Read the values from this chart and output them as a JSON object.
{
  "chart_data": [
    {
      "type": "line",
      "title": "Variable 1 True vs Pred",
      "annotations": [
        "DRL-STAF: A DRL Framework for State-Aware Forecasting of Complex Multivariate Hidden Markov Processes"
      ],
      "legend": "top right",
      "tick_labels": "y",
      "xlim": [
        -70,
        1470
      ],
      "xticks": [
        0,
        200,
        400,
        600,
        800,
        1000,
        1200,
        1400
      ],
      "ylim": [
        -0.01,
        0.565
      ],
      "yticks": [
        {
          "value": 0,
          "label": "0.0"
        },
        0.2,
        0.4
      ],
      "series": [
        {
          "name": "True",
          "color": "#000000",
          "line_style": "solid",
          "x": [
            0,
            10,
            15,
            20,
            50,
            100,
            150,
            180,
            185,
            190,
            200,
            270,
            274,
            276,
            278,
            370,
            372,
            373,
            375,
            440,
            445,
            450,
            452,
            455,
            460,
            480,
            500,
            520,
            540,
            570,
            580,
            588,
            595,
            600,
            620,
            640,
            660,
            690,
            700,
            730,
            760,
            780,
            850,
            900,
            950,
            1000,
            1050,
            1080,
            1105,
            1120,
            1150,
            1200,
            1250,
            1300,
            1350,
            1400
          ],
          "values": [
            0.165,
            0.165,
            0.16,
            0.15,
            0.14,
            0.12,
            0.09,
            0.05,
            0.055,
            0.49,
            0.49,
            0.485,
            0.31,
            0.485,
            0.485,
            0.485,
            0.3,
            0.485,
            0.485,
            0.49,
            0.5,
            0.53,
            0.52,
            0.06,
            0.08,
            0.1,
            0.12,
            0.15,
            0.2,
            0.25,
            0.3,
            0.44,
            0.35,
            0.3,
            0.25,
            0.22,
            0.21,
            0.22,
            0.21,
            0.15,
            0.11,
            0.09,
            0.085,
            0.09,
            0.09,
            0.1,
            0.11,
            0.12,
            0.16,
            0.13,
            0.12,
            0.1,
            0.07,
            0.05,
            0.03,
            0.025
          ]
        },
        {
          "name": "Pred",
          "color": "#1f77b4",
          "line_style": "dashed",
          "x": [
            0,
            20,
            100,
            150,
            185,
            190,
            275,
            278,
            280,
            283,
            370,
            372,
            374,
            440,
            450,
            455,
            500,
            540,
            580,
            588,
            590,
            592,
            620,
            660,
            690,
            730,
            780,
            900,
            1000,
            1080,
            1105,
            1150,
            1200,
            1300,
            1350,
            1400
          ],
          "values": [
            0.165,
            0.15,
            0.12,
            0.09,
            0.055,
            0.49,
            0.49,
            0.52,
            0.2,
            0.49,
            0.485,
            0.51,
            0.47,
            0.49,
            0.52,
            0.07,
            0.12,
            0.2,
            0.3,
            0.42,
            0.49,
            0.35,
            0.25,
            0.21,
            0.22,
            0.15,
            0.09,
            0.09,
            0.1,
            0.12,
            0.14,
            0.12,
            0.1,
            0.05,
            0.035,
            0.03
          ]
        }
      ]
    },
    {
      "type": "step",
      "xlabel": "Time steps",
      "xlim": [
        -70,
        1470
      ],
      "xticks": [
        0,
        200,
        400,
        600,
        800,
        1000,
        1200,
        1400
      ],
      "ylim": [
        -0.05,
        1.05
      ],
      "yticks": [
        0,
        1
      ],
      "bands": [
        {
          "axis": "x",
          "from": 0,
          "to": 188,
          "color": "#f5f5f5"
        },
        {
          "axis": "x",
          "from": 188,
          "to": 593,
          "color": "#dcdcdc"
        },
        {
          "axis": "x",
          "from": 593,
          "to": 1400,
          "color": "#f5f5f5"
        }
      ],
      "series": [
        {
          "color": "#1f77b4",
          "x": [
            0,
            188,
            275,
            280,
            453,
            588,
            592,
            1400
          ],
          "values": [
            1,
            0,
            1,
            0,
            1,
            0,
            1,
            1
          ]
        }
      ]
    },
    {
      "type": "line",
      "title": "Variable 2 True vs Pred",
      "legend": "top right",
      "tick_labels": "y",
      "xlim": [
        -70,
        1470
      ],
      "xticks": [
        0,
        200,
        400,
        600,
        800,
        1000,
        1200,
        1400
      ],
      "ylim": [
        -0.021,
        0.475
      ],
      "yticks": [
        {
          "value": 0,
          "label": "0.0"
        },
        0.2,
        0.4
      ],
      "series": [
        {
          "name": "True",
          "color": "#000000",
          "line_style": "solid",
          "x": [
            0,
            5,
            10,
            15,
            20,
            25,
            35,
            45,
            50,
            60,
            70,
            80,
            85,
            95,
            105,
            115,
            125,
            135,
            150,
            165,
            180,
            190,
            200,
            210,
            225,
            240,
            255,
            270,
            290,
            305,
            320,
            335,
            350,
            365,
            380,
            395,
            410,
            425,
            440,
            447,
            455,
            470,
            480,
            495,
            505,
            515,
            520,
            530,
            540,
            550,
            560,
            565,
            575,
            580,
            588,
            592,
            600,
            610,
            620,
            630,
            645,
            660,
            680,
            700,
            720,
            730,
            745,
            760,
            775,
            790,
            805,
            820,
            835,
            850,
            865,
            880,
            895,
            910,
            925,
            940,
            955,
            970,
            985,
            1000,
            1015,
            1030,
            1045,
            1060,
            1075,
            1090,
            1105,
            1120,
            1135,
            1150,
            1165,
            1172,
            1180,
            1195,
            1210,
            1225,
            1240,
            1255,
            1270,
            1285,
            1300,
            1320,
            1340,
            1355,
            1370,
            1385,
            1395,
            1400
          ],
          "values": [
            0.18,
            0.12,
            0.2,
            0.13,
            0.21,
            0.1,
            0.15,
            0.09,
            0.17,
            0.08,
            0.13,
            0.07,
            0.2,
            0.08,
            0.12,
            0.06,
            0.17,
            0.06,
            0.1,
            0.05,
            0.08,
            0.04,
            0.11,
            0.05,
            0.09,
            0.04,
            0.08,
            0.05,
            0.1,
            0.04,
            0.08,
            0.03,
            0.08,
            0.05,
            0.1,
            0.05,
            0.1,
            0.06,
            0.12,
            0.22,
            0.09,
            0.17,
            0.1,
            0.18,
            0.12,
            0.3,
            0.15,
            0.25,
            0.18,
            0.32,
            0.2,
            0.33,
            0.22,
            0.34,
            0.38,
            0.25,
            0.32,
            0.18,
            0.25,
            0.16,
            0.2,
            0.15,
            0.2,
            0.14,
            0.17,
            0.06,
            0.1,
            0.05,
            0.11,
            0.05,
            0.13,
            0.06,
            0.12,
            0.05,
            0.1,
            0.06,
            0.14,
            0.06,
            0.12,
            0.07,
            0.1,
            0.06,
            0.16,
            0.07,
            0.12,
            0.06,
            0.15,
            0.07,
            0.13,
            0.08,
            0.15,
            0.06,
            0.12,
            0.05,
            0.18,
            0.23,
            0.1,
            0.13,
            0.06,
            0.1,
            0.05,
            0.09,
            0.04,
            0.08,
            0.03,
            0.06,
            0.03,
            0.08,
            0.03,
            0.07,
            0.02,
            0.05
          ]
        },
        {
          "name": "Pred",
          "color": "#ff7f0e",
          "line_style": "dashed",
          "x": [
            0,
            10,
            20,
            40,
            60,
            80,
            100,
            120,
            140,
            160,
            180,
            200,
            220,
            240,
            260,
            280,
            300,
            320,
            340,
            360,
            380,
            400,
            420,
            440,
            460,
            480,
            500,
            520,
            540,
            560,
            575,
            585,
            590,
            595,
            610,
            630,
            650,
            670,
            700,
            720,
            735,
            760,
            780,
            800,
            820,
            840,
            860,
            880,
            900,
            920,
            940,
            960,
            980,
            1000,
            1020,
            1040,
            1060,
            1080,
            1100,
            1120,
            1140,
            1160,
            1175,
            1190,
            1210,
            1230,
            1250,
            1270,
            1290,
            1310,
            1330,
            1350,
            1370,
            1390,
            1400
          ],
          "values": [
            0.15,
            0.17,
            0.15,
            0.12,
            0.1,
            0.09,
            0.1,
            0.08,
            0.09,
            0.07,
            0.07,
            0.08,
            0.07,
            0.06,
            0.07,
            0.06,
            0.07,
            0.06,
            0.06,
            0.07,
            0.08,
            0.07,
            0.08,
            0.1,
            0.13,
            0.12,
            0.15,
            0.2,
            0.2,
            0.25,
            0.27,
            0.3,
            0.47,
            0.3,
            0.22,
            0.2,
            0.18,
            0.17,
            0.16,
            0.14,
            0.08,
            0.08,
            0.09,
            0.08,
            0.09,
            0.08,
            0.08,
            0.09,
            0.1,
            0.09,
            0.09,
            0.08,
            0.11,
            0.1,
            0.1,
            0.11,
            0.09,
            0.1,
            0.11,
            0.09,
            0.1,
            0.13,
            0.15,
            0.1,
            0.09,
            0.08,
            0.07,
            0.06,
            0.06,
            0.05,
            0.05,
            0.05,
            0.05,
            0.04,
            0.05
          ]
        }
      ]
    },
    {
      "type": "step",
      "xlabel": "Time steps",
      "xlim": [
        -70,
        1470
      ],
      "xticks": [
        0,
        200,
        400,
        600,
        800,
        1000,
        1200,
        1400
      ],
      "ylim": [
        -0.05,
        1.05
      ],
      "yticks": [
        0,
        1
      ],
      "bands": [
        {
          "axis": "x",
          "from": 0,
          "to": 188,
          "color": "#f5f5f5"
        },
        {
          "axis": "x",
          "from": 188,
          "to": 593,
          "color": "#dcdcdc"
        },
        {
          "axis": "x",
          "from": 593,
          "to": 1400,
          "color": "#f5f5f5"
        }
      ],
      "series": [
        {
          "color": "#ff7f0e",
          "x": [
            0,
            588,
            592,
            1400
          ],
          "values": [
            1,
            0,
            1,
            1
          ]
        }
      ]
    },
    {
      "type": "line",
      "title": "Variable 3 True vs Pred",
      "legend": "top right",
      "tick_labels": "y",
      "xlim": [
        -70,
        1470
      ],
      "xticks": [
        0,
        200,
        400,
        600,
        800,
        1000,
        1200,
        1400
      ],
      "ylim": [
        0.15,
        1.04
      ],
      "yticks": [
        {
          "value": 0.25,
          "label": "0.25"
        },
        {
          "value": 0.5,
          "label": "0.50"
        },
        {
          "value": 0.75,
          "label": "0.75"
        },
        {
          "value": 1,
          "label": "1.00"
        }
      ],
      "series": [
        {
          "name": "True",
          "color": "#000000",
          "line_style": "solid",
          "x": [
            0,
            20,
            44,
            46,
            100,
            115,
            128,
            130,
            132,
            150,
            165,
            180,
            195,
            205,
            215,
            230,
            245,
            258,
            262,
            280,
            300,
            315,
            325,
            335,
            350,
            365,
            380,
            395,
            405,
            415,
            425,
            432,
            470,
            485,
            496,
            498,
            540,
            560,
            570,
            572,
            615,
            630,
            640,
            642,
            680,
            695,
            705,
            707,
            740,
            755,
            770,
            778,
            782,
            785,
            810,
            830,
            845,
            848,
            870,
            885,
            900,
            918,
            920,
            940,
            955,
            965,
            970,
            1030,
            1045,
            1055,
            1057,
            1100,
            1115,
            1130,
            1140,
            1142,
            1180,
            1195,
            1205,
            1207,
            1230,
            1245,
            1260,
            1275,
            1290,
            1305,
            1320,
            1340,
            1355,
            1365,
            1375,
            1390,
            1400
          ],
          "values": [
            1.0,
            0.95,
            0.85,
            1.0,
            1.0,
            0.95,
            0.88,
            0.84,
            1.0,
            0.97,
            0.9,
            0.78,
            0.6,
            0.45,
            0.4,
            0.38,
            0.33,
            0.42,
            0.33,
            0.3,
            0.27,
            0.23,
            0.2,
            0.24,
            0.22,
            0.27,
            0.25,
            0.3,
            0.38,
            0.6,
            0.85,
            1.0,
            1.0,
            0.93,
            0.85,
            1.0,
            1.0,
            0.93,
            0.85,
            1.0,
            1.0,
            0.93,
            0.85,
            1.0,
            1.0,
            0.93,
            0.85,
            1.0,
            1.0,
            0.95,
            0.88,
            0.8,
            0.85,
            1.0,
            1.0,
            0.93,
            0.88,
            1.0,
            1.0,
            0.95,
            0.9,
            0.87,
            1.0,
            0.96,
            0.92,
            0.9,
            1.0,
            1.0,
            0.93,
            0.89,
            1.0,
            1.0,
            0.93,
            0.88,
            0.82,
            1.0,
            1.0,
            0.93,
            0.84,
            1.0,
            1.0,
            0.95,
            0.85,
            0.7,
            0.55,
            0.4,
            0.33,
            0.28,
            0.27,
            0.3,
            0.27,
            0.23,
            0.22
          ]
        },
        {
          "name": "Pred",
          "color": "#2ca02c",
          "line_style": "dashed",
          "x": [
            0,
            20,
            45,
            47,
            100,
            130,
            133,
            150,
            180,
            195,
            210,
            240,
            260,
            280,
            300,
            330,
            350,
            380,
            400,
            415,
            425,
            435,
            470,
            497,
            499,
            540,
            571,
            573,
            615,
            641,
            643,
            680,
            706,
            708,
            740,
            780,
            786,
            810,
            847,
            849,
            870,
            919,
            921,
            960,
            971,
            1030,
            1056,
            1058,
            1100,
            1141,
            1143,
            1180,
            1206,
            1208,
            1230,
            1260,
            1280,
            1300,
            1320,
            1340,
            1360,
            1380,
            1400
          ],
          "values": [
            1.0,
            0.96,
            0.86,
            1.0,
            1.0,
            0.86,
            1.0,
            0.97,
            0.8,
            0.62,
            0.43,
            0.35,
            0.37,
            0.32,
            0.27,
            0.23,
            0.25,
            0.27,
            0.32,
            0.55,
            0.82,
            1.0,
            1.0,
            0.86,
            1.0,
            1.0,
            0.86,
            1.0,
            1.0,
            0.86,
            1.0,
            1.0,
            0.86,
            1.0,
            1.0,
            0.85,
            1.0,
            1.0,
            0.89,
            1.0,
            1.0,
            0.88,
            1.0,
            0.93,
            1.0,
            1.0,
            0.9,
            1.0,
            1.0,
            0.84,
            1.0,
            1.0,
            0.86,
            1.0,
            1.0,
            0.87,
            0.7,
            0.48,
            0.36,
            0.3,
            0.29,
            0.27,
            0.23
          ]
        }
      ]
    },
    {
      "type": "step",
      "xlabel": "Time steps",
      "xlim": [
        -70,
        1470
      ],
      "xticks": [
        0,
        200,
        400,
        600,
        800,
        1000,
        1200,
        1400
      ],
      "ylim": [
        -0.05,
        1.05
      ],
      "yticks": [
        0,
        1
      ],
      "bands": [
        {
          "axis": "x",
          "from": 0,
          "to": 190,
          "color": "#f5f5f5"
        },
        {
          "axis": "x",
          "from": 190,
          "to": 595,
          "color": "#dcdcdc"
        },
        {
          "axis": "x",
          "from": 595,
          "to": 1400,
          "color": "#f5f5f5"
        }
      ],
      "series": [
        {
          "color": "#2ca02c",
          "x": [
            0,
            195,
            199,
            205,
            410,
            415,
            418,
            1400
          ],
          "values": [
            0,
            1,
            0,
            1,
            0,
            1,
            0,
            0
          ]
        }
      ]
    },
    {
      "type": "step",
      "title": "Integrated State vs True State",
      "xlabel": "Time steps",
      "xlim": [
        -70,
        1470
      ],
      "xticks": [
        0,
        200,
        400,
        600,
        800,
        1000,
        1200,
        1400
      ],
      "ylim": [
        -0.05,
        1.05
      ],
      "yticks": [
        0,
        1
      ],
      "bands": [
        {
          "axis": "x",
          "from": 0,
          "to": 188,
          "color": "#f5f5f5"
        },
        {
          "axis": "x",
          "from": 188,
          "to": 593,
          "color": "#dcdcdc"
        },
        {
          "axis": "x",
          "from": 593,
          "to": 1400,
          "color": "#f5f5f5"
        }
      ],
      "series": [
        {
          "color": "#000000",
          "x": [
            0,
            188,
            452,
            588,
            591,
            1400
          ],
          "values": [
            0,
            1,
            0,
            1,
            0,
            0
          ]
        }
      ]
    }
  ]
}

== == ==

Collect each line above holding the string "title".

      "title": "Variable 1 True vs Pred",
      "title": "Variable 2 True vs Pred",
      "title": "Variable 3 True vs Pred",
      "title": "Integrated State vs True State",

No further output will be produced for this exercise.